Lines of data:

↓↓↓

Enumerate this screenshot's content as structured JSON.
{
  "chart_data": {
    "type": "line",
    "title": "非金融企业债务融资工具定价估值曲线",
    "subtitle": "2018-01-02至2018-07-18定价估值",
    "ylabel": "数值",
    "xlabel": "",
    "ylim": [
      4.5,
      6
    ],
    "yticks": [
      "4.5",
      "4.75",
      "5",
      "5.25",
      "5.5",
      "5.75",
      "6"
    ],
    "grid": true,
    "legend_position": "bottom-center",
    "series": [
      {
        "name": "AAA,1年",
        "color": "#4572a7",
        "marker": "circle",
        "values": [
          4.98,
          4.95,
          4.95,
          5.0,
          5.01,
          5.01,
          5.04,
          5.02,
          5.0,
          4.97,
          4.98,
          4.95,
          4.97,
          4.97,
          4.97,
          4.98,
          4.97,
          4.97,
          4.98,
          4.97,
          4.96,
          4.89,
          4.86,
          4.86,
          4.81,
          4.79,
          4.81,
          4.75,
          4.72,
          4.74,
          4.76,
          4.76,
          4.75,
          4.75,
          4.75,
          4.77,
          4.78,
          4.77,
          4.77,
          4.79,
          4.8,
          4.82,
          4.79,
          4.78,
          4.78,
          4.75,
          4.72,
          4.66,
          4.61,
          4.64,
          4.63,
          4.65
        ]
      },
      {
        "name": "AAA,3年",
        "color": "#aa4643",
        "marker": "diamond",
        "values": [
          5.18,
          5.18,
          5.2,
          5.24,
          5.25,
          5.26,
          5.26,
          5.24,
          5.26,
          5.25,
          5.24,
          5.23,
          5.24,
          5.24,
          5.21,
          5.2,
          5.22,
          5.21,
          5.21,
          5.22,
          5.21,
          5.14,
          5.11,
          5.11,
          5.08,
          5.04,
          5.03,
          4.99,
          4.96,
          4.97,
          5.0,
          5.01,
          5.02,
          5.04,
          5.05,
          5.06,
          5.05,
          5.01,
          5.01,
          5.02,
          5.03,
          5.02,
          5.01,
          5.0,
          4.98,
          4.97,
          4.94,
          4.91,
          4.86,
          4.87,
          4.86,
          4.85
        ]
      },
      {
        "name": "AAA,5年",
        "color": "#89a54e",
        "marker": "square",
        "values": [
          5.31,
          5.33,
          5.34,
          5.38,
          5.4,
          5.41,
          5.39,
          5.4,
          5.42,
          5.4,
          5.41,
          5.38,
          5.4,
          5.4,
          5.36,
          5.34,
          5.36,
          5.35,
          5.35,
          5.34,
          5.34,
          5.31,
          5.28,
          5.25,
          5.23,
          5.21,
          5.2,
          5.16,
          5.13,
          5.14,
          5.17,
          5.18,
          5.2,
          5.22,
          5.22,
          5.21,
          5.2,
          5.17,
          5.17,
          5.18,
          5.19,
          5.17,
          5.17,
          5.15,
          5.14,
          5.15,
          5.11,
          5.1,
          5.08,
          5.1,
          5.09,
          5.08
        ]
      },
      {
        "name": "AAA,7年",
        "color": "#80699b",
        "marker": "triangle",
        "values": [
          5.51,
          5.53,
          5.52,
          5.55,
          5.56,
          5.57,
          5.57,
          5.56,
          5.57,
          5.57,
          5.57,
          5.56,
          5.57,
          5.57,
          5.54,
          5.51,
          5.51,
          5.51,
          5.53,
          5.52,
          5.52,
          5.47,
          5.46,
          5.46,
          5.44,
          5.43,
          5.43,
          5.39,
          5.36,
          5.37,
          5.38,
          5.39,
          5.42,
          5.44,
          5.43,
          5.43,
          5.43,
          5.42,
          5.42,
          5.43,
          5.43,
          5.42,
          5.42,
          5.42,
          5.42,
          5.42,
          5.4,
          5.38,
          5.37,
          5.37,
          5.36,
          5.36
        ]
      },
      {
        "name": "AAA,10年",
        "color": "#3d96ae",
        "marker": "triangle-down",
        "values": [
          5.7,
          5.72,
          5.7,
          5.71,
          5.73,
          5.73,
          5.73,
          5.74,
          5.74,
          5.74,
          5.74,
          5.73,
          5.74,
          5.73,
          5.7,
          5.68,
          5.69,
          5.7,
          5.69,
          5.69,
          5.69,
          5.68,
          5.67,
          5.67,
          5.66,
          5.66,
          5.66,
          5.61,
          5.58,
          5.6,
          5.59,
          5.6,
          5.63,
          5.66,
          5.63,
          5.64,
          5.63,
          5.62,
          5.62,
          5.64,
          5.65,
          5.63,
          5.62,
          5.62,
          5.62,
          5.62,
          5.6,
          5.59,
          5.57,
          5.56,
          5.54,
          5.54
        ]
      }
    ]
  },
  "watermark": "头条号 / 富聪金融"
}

↑↑↑

Task details
Output the listing above without altering a single character.

Answer to this problem
Enumerate this screenshot's content as structured JSON.
{
  "chart_data": {
    "type": "line",
    "title": "非金融企业债务融资工具定价估值曲线",
    "subtitle": "2018-01-02至2018-07-18定价估值",
    "ylabel": "数值",
    "xlabel": "",
    "ylim": [
      4.5,
      6
    ],
    "yticks": [
      "4.5",
      "4.75",
      "5",
      "5.25",
      "5.5",
      "5.75",
      "6"
    ],
    "grid": true,
    "legend_position": "bottom-center",
    "series": [
      {
        "name": "AAA,1年",
        "color": "#4572a7",
        "marker": "circle",
        "values": [
          4.98,
          4.95,
          4.95,
          5.0,
          5.01,
          5.01,
          5.04,
          5.02,
          5.0,
          4.97,
          4.98,
          4.95,
          4.97,
          4.97,
          4.97,
          4.98,
          4.97,
          4.97,
          4.98,
          4.97,
          4.96,
          4.89,
          4.86,
          4.86,
          4.81,
          4.79,
          4.81,
          4.75,
          4.72,
          4.74,
          4.76,
          4.76,
          4.75,
          4.75,
          4.75,
          4.77,
          4.78,
          4.77,
          4.77,
          4.79,
          4.8,
          4.82,
          4.79,
          4.78,
          4.78,
          4.75,
          4.72,
          4.66,
          4.61,
          4.64,
          4.63,
          4.65
        ]
      },
      {
        "name": "AAA,3年",
        "color": "#aa4643",
        "marker": "diamond",
        "values": [
          5.18,
          5.18,
          5.2,
          5.24,
          5.25,
          5.26,
          5.26,
          5.24,
          5.26,
          5.25,
          5.24,
          5.23,
          5.24,
          5.24,
          5.21,
          5.2,
          5.22,
          5.21,
          5.21,
          5.22,
          5.21,
          5.14,
          5.11,
          5.11,
          5.08,
          5.04,
          5.03,
          4.99,
          4.96,
          4.97,
          5.0,
          5.01,
          5.02,
          5.04,
          5.05,
          5.06,
          5.05,
          5.01,
          5.01,
          5.02,
          5.03,
          5.02,
          5.01,
          5.0,
          4.98,
          4.97,
          4.94,
          4.91,
          4.86,
          4.87,
          4.86,
          4.85
        ]
      },
      {
        "name": "AAA,5年",
        "color": "#89a54e",
        "marker": "square",
        "values": [
          5.31,
          5.33,
          5.34,
          5.38,
          5.4,
          5.41,
          5.39,
          5.4,
          5.42,
          5.4,
          5.41,
          5.38,
          5.4,
          5.4,
          5.36,
          5.34,
          5.36,
          5.35,
          5.35,
          5.34,
          5.34,
          5.31,
          5.28,
          5.25,
          5.23,
          5.21,
          5.2,
          5.16,
          5.13,
          5.14,
          5.17,
          5.18,
          5.2,
          5.22,
          5.22,
          5.21,
          5.2,
          5.17,
          5.17,
          5.18,
          5.19,
          5.17,
          5.17,
          5.15,
          5.14,
          5.15,
          5.11,
          5.1,
          5.08,
          5.1,
          5.09,
          5.08
        ]
      },
      {
        "name": "AAA,7年",
        "color": "#80699b",
        "marker": "triangle",
        "values": [
          5.51,
          5.53,
          5.52,
          5.55,
          5.56,
          5.57,
          5.57,
          5.56,
          5.57,
          5.57,
          5.57,
          5.56,
          5.57,
          5.57,
          5.54,
          5.51,
          5.51,
          5.51,
          5.53,
          5.52,
          5.52,
          5.47,
          5.46,
          5.46,
          5.44,
          5.43,
          5.43,
          5.39,
          5.36,
          5.37,
          5.38,
          5.39,
          5.42,
          5.44,
          5.43,
          5.43,
          5.43,
          5.42,
          5.42,
          5.43,
          5.43,
          5.42,
          5.42,
          5.42,
          5.42,
          5.42,
          5.4,
          5.38,
          5.37,
          5.37,
          5.36,
          5.36
        ]
      },
      {
        "name": "AAA,10年",
        "color": "#3d96ae",
        "marker": "triangle-down",
        "values": [
          5.7,
          5.72,
          5.7,
          5.71,
          5.73,
          5.73,
          5.73,
          5.74,
          5.74,
          5.74,
          5.74,
          5.73,
          5.74,
          5.73,
          5.7,
          5.68,
          5.69,
          5.7,
          5.69,
          5.69,
          5.69,
          5.68,
          5.67,
          5.67,
          5.66,
          5.66,
          5.66,
          5.61,
          5.58,
          5.6,
          5.59,
          5.6,
          5.63,
          5.66,
          5.63,
          5.64,
          5.63,
          5.62,
          5.62,
          5.64,
          5.65,
          5.63,
          5.62,
          5.62,
          5.62,
          5.62,
          5.6,
          5.59,
          5.57,
          5.56,
          5.54,
          5.54
        ]
      }
    ]
  },
  "watermark": "头条号 / 富聪金融"
}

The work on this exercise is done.